### WHAT IS ASKED
Extract, from the records beneath this instruction, each line that contains the word "Dmpr".

Dataset items:
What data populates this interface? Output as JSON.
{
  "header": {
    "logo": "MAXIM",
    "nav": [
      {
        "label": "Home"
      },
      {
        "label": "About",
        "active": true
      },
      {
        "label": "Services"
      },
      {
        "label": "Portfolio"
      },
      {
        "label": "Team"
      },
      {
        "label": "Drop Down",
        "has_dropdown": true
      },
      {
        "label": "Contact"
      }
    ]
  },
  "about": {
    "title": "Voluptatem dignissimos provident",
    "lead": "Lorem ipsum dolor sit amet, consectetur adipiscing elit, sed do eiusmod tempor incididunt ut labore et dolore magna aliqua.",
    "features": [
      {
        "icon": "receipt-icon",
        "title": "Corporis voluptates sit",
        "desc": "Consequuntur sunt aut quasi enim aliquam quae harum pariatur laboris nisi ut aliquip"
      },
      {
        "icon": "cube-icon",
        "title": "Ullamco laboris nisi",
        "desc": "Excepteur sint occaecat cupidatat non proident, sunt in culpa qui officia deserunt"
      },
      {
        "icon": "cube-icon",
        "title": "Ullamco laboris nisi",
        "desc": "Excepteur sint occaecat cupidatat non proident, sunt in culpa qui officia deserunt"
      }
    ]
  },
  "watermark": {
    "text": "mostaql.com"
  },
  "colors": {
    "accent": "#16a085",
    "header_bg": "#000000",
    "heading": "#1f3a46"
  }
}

* * *

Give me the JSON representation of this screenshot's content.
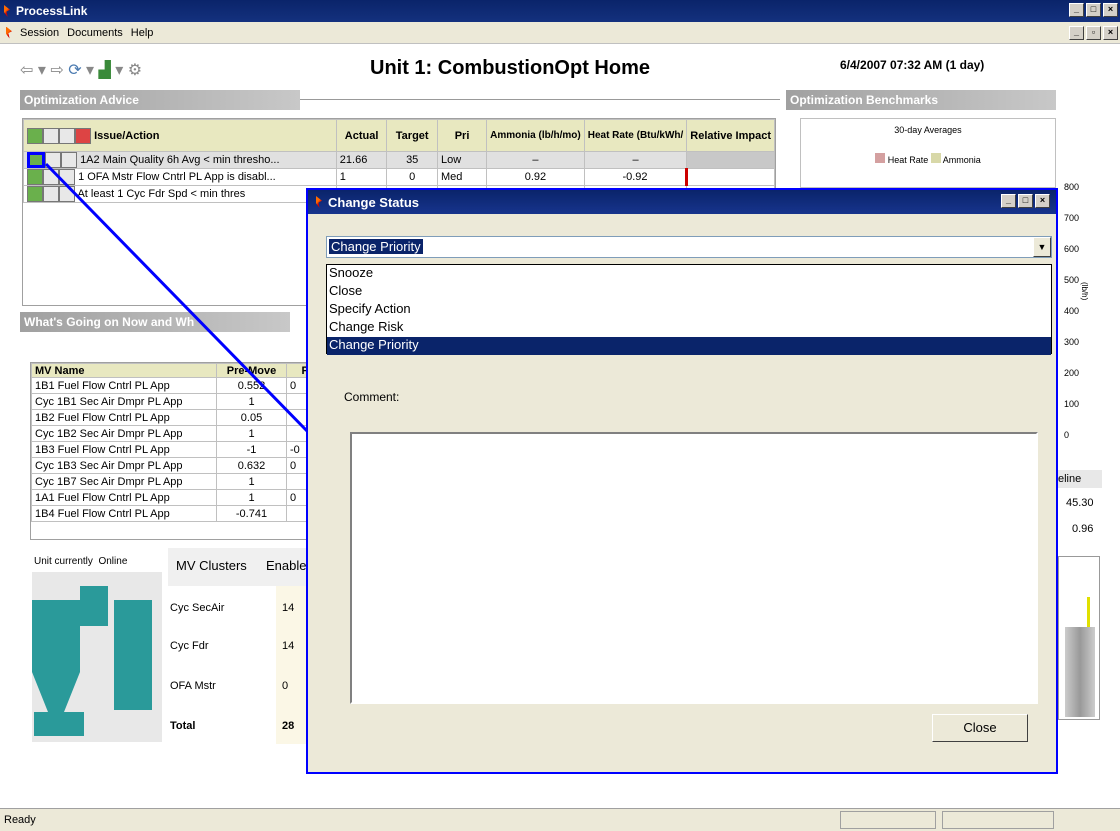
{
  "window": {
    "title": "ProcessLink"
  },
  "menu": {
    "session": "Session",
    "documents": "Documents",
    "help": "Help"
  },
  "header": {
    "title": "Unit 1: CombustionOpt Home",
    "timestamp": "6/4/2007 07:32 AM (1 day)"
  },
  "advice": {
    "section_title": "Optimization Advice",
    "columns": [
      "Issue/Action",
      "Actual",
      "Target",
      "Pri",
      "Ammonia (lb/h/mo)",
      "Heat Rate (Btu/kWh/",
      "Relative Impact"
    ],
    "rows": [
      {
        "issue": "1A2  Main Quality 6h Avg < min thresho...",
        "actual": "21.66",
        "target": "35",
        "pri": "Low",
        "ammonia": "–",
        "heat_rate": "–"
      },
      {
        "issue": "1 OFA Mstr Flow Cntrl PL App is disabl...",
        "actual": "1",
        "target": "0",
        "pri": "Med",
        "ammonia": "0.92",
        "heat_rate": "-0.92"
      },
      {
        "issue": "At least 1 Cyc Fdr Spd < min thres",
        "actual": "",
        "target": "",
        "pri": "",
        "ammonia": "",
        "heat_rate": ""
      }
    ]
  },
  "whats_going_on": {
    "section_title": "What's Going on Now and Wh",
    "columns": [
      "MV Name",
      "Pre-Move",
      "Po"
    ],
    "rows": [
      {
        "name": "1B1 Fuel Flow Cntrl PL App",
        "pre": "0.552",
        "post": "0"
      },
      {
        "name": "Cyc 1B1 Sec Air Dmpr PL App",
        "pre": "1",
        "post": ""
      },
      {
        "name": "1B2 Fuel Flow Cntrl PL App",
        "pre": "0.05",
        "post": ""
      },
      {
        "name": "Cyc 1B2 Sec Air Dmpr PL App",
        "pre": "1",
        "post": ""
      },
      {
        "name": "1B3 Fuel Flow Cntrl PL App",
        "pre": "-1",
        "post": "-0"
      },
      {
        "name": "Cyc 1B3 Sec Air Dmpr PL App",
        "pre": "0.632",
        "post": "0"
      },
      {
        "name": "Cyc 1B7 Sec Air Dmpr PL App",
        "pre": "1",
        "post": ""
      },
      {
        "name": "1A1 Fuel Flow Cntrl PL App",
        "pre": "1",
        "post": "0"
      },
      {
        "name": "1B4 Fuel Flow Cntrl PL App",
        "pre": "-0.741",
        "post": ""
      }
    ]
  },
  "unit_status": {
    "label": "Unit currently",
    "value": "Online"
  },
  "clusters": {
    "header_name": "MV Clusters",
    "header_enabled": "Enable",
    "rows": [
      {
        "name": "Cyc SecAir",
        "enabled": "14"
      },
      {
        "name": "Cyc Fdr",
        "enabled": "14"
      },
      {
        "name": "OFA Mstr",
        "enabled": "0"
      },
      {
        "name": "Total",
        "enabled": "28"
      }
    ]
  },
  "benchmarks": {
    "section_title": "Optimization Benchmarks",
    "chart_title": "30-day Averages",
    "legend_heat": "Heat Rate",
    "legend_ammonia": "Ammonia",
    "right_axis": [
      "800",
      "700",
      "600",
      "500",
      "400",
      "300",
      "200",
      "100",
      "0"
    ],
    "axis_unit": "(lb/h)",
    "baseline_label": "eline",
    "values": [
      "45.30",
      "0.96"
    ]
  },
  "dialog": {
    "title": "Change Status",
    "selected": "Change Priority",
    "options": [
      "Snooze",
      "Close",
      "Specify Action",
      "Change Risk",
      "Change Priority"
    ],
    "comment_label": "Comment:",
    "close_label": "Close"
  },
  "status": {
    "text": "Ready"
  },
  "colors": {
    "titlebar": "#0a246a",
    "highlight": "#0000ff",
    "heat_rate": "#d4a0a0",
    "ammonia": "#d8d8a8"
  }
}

### TASK RESULT
        "name": "Cyc 1B1 Sec Air Dmpr PL App",
        "name": "Cyc 1B2 Sec Air Dmpr PL App",
        "name": "Cyc 1B3 Sec Air Dmpr PL App",
        "name": "Cyc 1B7 Sec Air Dmpr PL App",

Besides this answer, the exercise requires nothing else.